(Task instructions) Each line below is to be written out in full, exactly as shown.

*** Records for processing

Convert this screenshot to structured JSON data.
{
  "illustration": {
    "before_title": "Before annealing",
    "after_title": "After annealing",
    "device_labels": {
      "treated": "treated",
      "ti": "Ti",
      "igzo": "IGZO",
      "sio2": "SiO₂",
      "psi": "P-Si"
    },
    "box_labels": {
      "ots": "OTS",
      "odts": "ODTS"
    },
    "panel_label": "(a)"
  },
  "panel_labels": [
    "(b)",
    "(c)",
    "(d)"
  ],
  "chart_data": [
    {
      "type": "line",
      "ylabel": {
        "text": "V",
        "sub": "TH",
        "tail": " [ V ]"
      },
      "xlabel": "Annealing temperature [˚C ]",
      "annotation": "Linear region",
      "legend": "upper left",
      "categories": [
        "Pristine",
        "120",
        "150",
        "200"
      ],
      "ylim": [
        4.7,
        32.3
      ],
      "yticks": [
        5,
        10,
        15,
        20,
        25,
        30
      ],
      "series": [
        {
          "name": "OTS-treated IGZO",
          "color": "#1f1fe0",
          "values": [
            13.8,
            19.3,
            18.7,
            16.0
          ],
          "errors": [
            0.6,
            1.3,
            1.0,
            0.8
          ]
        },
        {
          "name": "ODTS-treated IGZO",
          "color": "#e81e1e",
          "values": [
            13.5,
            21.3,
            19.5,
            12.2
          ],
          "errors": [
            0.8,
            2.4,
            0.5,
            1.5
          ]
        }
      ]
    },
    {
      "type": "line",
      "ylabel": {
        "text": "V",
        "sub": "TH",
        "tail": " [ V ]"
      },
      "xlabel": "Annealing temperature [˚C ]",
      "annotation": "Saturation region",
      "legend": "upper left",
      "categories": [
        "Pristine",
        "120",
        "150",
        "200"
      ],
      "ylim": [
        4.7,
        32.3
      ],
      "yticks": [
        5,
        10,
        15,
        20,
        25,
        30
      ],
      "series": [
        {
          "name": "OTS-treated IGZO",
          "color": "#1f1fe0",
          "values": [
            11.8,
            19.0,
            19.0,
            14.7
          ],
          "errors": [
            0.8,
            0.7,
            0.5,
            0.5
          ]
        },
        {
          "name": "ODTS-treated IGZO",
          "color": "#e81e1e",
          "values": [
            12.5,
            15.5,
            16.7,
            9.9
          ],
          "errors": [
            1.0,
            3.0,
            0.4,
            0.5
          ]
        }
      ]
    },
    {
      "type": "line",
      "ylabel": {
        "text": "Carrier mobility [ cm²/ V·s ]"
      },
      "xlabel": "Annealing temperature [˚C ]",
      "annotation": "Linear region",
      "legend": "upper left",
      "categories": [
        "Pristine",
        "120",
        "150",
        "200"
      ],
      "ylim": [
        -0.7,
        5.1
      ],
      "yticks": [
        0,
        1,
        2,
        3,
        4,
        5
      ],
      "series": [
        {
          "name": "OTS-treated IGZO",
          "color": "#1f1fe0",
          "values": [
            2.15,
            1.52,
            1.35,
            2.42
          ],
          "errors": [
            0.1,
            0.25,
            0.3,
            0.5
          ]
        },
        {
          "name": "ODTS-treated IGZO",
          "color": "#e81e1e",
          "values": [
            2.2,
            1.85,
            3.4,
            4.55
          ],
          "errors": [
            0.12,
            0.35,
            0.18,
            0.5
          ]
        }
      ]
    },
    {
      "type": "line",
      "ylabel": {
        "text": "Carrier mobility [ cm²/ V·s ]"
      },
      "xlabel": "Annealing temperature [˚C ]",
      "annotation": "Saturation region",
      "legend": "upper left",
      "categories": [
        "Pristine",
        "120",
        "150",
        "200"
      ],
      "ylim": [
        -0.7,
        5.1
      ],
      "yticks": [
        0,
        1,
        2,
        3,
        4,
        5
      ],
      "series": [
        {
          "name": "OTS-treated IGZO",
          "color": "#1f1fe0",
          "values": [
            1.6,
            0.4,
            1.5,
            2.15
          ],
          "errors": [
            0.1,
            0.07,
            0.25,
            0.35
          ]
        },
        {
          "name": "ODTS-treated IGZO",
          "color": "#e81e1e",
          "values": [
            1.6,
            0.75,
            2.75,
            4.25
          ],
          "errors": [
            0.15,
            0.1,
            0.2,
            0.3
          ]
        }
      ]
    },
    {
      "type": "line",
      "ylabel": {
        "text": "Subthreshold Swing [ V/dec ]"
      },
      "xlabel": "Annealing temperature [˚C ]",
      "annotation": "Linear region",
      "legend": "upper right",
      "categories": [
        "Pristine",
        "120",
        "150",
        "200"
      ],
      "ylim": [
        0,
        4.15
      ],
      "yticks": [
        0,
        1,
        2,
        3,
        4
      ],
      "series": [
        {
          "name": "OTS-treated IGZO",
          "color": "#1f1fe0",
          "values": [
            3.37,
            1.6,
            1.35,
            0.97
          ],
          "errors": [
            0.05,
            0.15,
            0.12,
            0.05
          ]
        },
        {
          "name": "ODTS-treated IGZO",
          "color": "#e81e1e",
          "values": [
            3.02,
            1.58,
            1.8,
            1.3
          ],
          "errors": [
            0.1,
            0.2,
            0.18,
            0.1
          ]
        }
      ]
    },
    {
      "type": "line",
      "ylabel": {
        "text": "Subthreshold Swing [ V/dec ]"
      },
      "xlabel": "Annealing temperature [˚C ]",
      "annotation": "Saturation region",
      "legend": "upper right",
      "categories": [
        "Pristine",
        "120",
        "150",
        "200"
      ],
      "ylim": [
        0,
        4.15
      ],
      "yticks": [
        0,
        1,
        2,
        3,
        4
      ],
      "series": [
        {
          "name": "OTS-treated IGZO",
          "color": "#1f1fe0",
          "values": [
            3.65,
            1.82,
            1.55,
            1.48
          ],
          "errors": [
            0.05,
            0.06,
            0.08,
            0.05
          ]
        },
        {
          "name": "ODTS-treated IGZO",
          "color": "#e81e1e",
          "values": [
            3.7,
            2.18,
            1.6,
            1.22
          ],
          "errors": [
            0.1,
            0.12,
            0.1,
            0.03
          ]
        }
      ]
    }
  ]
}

******

(Task response)
Convert this screenshot to structured JSON data.
{
  "illustration": {
    "before_title": "Before annealing",
    "after_title": "After annealing",
    "device_labels": {
      "treated": "treated",
      "ti": "Ti",
      "igzo": "IGZO",
      "sio2": "SiO₂",
      "psi": "P-Si"
    },
    "box_labels": {
      "ots": "OTS",
      "odts": "ODTS"
    },
    "panel_label": "(a)"
  },
  "panel_labels": [
    "(b)",
    "(c)",
    "(d)"
  ],
  "chart_data": [
    {
      "type": "line",
      "ylabel": {
        "text": "V",
        "sub": "TH",
        "tail": " [ V ]"
      },
      "xlabel": "Annealing temperature [˚C ]",
      "annotation": "Linear region",
      "legend": "upper left",
      "categories": [
        "Pristine",
        "120",
        "150",
        "200"
      ],
      "ylim": [
        4.7,
        32.3
      ],
      "yticks": [
        5,
        10,
        15,
        20,
        25,
        30
      ],
      "series": [
        {
          "name": "OTS-treated IGZO",
          "color": "#1f1fe0",
          "values": [
            13.8,
            19.3,
            18.7,
            16.0
          ],
          "errors": [
            0.6,
            1.3,
            1.0,
            0.8
          ]
        },
        {
          "name": "ODTS-treated IGZO",
          "color": "#e81e1e",
          "values": [
            13.5,
            21.3,
            19.5,
            12.2
          ],
          "errors": [
            0.8,
            2.4,
            0.5,
            1.5
          ]
        }
      ]
    },
    {
      "type": "line",
      "ylabel": {
        "text": "V",
        "sub": "TH",
        "tail": " [ V ]"
      },
      "xlabel": "Annealing temperature [˚C ]",
      "annotation": "Saturation region",
      "legend": "upper left",
      "categories": [
        "Pristine",
        "120",
        "150",
        "200"
      ],
      "ylim": [
        4.7,
        32.3
      ],
      "yticks": [
        5,
        10,
        15,
        20,
        25,
        30
      ],
      "series": [
        {
          "name": "OTS-treated IGZO",
          "color": "#1f1fe0",
          "values": [
            11.8,
            19.0,
            19.0,
            14.7
          ],
          "errors": [
            0.8,
            0.7,
            0.5,
            0.5
          ]
        },
        {
          "name": "ODTS-treated IGZO",
          "color": "#e81e1e",
          "values": [
            12.5,
            15.5,
            16.7,
            9.9
          ],
          "errors": [
            1.0,
            3.0,
            0.4,
            0.5
          ]
        }
      ]
    },
    {
      "type": "line",
      "ylabel": {
        "text": "Carrier mobility [ cm²/ V·s ]"
      },
      "xlabel": "Annealing temperature [˚C ]",
      "annotation": "Linear region",
      "legend": "upper left",
      "categories": [
        "Pristine",
        "120",
        "150",
        "200"
      ],
      "ylim": [
        -0.7,
        5.1
      ],
      "yticks": [
        0,
        1,
        2,
        3,
        4,
        5
      ],
      "series": [
        {
          "name": "OTS-treated IGZO",
          "color": "#1f1fe0",
          "values": [
            2.15,
            1.52,
            1.35,
            2.42
          ],
          "errors": [
            0.1,
            0.25,
            0.3,
            0.5
          ]
        },
        {
          "name": "ODTS-treated IGZO",
          "color": "#e81e1e",
          "values": [
            2.2,
            1.85,
            3.4,
            4.55
          ],
          "errors": [
            0.12,
            0.35,
            0.18,
            0.5
          ]
        }
      ]
    },
    {
      "type": "line",
      "ylabel": {
        "text": "Carrier mobility [ cm²/ V·s ]"
      },
      "xlabel": "Annealing temperature [˚C ]",
      "annotation": "Saturation region",
      "legend": "upper left",
      "categories": [
        "Pristine",
        "120",
        "150",
        "200"
      ],
      "ylim": [
        -0.7,
        5.1
      ],
      "yticks": [
        0,
        1,
        2,
        3,
        4,
        5
      ],
      "series": [
        {
          "name": "OTS-treated IGZO",
          "color": "#1f1fe0",
          "values": [
            1.6,
            0.4,
            1.5,
            2.15
          ],
          "errors": [
            0.1,
            0.07,
            0.25,
            0.35
          ]
        },
        {
          "name": "ODTS-treated IGZO",
          "color": "#e81e1e",
          "values": [
            1.6,
            0.75,
            2.75,
            4.25
          ],
          "errors": [
            0.15,
            0.1,
            0.2,
            0.3
          ]
        }
      ]
    },
    {
      "type": "line",
      "ylabel": {
        "text": "Subthreshold Swing [ V/dec ]"
      },
      "xlabel": "Annealing temperature [˚C ]",
      "annotation": "Linear region",
      "legend": "upper right",
      "categories": [
        "Pristine",
        "120",
        "150",
        "200"
      ],
      "ylim": [
        0,
        4.15
      ],
      "yticks": [
        0,
        1,
        2,
        3,
        4
      ],
      "series": [
        {
          "name": "OTS-treated IGZO",
          "color": "#1f1fe0",
          "values": [
            3.37,
            1.6,
            1.35,
            0.97
          ],
          "errors": [
            0.05,
            0.15,
            0.12,
            0.05
          ]
        },
        {
          "name": "ODTS-treated IGZO",
          "color": "#e81e1e",
          "values": [
            3.02,
            1.58,
            1.8,
            1.3
          ],
          "errors": [
            0.1,
            0.2,
            0.18,
            0.1
          ]
        }
      ]
    },
    {
      "type": "line",
      "ylabel": {
        "text": "Subthreshold Swing [ V/dec ]"
      },
      "xlabel": "Annealing temperature [˚C ]",
      "annotation": "Saturation region",
      "legend": "upper right",
      "categories": [
        "Pristine",
        "120",
        "150",
        "200"
      ],
      "ylim": [
        0,
        4.15
      ],
      "yticks": [
        0,
        1,
        2,
        3,
        4
      ],
      "series": [
        {
          "name": "OTS-treated IGZO",
          "color": "#1f1fe0",
          "values": [
            3.65,
            1.82,
            1.55,
            1.48
          ],
          "errors": [
            0.05,
            0.06,
            0.08,
            0.05
          ]
        },
        {
          "name": "ODTS-treated IGZO",
          "color": "#e81e1e",
          "values": [
            3.7,
            2.18,
            1.6,
            1.22
          ],
          "errors": [
            0.1,
            0.12,
            0.1,
            0.03
          ]
        }
      ]
    }
  ]
}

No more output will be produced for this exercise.